THE TASK -> Set each record down exactly, excluding all images.

SUPPLIED ENTRIES ->
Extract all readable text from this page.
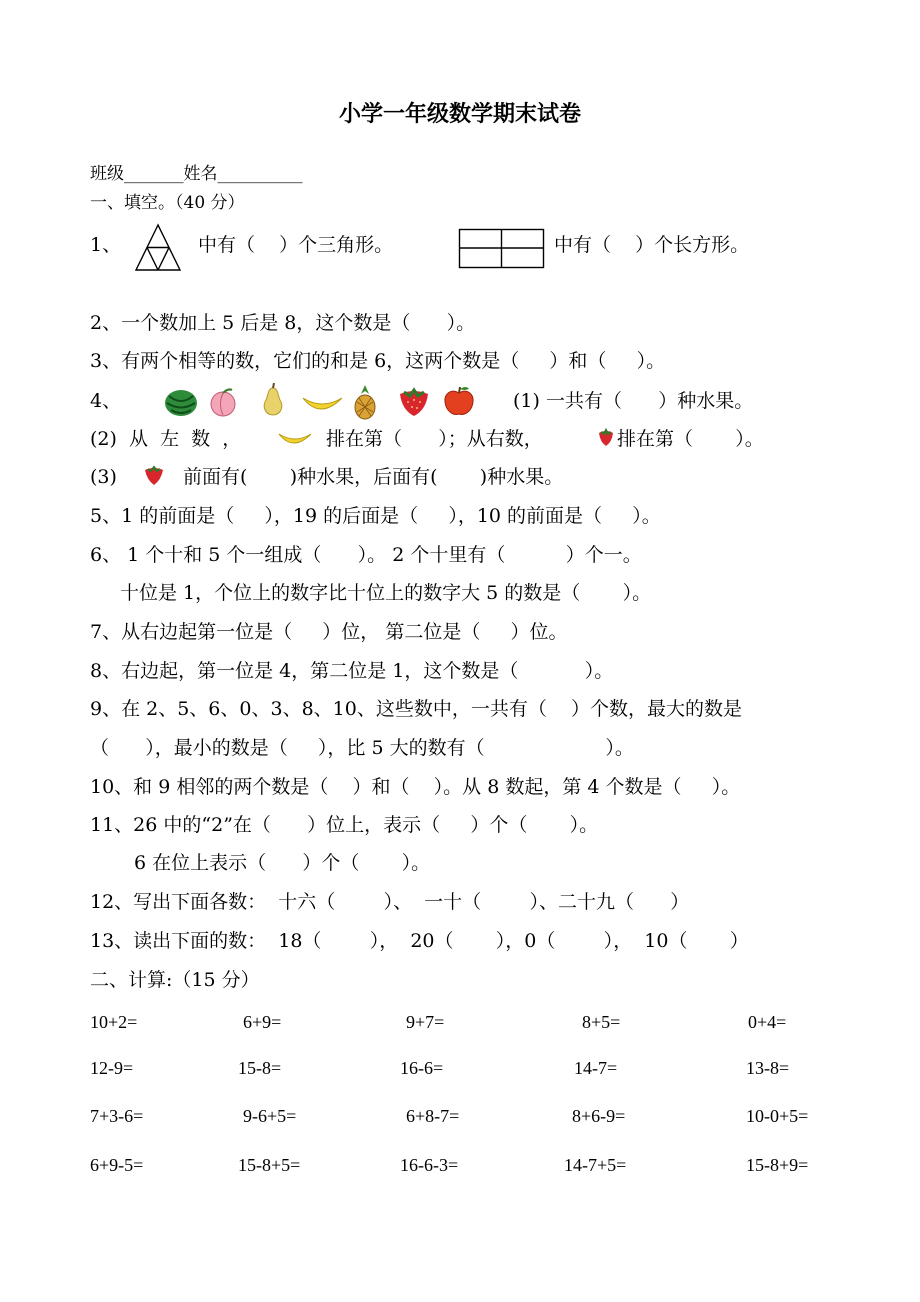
小学一年级数学期末试卷
班级_______姓名__________
一、填空。（40 分）
1、	中有（    ）个三角形。	中有（    ）个长方形。
2、一个数加上 5 后是 8，这个数是（      ）。
3、有两个相等的数，它们的和是 6，这两个数是（     ）和（     ）。
4、	(1) 一共有（      ）种水果。
(2)  从  左  数  ，	排在第（      ）；从右数，	排在第（       ）。
(3)	前面有(       )种水果，后面有(       )种水果。
5、1 的前面是（     ），19 的后面是（     ），10 的前面是（     ）。
6、 1 个十和 5 个一组成（      ）。 2 个十里有（          ）个一。
十位是 1，个位上的数字比十位上的数字大 5 的数是（       ）。
7、从右边起第一位是（     ）位， 第二位是（     ）位。
8、右边起，第一位是 4，第二位是 1，这个数是（           ）。
9、在 2、5、6、0、3、8、10、这些数中，一共有（    ）个数，最大的数是
（      ），最小的数是（     ），比 5 大的数有（                    ）。
10、和 9 相邻的两个数是（    ）和（    ）。从 8 数起，第 4 个数是（     ）。
11、26 中的“2”在（      ）位上，表示（     ）个（       ）。
6 在位上表示（      ）个（       ）。
12、写出下面各数：  十六（        ）、  一十（        ）、二十九（      ）
13、读出下面的数：  18（        ），  20（       ），0（        ），  10（       ）
二、计算:（15 分）
10+2=	6+9=	9+7=	8+5=	0+4=
12-9=	15-8=	16-6=	14-7=	13-8=
7+3-6=	9-6+5=	6+8-7=	8+6-9=	10-0+5=
6+9-5=	15-8+5=	16-6-3=	14-7+5=	15-8+9=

WRITTEN ANSWER ->
Extract all readable text from this page.
小学一年级数学期末试卷
班级_______姓名__________
一、填空。（40 分）
1、	中有（    ）个三角形。	中有（    ）个长方形。
2、一个数加上 5 后是 8，这个数是（      ）。
3、有两个相等的数，它们的和是 6，这两个数是（     ）和（     ）。
4、	(1) 一共有（      ）种水果。
(2)  从  左  数  ，	排在第（      ）；从右数，	排在第（       ）。
(3)	前面有(       )种水果，后面有(       )种水果。
5、1 的前面是（     ），19 的后面是（     ），10 的前面是（     ）。
6、 1 个十和 5 个一组成（      ）。 2 个十里有（          ）个一。
十位是 1，个位上的数字比十位上的数字大 5 的数是（       ）。
7、从右边起第一位是（     ）位， 第二位是（     ）位。
8、右边起，第一位是 4，第二位是 1，这个数是（           ）。
9、在 2、5、6、0、3、8、10、这些数中，一共有（    ）个数，最大的数是
（      ），最小的数是（     ），比 5 大的数有（                    ）。
10、和 9 相邻的两个数是（    ）和（    ）。从 8 数起，第 4 个数是（     ）。
11、26 中的“2”在（      ）位上，表示（     ）个（       ）。
6 在位上表示（      ）个（       ）。
12、写出下面各数：  十六（        ）、  一十（        ）、二十九（      ）
13、读出下面的数：  18（        ），  20（       ），0（        ），  10（       ）
二、计算:（15 分）
10+2=	6+9=	9+7=	8+5=	0+4=
12-9=	15-8=	16-6=	14-7=	13-8=
7+3-6=	9-6+5=	6+8-7=	8+6-9=	10-0+5=
6+9-5=	15-8+5=	16-6-3=	14-7+5=	15-8+9=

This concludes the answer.